Items from a figure collection
━━━━━━━━━━
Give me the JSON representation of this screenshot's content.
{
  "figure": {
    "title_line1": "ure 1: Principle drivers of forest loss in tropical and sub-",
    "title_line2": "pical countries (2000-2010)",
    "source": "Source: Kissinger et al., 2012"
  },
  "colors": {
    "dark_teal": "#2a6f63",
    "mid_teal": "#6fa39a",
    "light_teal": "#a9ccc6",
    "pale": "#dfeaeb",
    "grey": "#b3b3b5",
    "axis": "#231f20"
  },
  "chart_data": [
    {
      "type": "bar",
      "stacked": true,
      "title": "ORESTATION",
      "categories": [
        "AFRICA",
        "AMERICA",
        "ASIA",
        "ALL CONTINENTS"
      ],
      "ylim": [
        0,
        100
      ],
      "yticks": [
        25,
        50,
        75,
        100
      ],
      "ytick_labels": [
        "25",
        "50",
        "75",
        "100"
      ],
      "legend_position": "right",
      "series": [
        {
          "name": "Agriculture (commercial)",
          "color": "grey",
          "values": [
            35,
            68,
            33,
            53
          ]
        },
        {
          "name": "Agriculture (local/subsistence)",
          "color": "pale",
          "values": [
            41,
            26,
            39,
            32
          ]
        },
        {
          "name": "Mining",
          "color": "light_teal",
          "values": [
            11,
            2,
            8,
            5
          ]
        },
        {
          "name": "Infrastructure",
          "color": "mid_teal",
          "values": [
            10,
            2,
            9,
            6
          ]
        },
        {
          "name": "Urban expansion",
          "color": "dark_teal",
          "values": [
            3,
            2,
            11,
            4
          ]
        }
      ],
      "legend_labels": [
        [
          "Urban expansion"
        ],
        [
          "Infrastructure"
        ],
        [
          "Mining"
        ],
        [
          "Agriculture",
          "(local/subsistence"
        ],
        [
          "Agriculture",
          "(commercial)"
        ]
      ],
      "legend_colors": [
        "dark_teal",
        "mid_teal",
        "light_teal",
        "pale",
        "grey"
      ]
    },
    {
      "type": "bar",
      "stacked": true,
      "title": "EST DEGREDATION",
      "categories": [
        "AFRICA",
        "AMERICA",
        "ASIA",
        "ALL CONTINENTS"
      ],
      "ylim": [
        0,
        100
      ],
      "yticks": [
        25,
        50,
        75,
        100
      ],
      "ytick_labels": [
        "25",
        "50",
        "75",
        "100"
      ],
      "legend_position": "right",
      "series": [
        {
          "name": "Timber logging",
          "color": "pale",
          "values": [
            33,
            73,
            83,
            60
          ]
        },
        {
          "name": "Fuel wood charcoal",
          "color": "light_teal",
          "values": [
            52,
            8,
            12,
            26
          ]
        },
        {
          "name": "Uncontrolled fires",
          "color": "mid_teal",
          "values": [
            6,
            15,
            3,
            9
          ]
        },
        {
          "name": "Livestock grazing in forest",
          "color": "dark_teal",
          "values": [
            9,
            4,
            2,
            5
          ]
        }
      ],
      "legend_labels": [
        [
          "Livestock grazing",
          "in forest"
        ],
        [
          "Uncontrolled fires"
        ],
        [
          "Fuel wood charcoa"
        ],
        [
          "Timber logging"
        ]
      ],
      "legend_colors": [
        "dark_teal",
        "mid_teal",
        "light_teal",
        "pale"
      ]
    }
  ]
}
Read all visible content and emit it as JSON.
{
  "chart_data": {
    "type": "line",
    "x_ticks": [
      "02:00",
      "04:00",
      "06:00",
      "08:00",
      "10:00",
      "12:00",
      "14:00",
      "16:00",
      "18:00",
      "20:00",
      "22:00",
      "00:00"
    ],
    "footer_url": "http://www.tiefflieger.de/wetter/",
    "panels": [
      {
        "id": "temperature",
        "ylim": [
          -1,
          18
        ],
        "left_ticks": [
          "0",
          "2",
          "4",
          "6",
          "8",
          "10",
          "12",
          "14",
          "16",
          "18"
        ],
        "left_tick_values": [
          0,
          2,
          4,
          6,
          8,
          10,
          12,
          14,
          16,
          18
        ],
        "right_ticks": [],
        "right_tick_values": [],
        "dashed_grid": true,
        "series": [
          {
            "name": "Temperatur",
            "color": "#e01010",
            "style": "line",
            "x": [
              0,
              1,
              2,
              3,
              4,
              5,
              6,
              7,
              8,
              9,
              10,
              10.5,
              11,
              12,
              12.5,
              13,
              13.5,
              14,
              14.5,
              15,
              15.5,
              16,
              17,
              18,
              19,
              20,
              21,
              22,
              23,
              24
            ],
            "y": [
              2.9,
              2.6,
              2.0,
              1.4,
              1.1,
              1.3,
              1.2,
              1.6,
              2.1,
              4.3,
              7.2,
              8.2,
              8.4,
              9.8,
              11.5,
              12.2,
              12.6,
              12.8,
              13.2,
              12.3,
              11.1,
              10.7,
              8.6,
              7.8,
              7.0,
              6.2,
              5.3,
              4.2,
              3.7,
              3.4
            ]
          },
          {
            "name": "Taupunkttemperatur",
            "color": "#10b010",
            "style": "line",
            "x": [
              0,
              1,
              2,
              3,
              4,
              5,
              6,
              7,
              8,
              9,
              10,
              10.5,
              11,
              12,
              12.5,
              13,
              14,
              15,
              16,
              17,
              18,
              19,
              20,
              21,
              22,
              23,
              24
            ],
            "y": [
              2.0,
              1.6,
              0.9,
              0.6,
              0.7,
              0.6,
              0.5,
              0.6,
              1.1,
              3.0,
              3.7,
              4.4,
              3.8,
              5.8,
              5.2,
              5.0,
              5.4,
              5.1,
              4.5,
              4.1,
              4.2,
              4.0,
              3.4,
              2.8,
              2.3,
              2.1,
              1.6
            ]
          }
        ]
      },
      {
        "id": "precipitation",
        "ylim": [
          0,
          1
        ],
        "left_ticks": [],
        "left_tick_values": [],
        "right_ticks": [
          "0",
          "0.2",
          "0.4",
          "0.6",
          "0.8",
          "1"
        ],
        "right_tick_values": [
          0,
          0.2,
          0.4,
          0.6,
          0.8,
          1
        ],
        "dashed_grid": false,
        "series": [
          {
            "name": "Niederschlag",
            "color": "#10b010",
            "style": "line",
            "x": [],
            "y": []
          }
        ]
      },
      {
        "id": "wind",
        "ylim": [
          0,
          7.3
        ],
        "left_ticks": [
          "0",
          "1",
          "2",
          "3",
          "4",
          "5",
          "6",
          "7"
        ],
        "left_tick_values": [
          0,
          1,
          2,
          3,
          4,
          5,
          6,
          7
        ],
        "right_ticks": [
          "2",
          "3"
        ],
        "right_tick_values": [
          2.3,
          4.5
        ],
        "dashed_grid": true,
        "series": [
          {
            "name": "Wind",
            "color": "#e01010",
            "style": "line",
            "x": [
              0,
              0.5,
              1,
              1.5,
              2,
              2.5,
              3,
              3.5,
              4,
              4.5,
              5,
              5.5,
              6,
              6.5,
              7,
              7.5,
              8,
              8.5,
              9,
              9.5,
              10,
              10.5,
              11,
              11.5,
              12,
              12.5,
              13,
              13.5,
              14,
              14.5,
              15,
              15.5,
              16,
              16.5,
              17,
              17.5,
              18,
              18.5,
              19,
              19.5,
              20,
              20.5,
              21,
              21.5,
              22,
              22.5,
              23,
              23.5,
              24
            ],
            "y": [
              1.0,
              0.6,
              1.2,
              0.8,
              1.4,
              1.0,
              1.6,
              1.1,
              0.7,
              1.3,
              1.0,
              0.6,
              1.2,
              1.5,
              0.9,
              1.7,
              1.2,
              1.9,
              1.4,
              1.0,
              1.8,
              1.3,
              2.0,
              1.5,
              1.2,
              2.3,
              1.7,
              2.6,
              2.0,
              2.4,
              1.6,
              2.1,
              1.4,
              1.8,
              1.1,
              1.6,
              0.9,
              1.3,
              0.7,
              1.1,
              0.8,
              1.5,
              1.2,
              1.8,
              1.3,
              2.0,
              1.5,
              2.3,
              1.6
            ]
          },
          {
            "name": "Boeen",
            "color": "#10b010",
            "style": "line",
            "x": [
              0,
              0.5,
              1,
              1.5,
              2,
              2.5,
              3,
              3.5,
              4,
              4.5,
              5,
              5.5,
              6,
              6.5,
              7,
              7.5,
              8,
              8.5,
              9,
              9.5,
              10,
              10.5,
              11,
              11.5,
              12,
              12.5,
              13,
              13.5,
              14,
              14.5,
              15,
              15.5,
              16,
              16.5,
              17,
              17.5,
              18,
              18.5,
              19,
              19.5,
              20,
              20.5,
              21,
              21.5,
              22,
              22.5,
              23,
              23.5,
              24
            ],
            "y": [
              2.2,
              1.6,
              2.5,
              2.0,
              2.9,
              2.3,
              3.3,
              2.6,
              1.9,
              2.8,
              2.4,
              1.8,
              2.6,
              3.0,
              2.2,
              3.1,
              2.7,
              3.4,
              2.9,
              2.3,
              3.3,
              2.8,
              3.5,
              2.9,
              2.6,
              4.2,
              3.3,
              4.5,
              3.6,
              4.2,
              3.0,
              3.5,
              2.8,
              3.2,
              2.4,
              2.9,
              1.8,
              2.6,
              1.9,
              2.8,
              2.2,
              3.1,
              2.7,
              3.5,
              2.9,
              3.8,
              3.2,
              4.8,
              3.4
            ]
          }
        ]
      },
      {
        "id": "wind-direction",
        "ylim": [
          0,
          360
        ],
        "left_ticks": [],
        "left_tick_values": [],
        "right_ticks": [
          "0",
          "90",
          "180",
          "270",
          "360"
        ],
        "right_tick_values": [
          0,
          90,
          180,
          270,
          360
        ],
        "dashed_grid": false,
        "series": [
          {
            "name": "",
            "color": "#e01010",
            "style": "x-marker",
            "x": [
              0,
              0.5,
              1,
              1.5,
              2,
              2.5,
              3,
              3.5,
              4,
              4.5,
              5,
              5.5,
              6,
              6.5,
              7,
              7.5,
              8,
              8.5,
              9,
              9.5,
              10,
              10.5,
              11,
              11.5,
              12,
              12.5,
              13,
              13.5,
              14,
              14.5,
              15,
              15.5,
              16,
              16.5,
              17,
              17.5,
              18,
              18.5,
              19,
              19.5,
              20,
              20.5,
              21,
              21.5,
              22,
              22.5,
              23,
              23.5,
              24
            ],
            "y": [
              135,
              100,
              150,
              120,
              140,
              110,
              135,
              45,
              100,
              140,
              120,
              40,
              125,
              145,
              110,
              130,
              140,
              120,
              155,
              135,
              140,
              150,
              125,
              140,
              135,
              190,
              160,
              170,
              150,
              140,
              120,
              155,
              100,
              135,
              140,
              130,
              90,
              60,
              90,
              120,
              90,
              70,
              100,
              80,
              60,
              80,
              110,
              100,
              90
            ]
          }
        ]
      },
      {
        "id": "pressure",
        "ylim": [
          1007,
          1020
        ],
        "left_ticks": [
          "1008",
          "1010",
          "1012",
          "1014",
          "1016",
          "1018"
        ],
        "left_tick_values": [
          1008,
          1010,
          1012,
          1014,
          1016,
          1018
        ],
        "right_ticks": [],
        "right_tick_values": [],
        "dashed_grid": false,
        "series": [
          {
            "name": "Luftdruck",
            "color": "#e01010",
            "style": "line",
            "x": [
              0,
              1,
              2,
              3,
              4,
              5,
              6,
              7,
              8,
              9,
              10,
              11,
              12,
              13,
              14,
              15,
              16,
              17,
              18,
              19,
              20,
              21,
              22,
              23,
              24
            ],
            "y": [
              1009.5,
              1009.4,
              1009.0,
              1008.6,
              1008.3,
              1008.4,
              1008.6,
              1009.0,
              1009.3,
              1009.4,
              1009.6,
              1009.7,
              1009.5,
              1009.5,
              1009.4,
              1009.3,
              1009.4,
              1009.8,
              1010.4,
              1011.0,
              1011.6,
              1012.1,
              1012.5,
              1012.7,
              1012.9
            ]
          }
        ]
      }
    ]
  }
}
━━━━━━━━━━
Go through the records above and copy every line with the word "logging".

#### [Written answer]
          "name": "Timber logging",
          "Timber logging"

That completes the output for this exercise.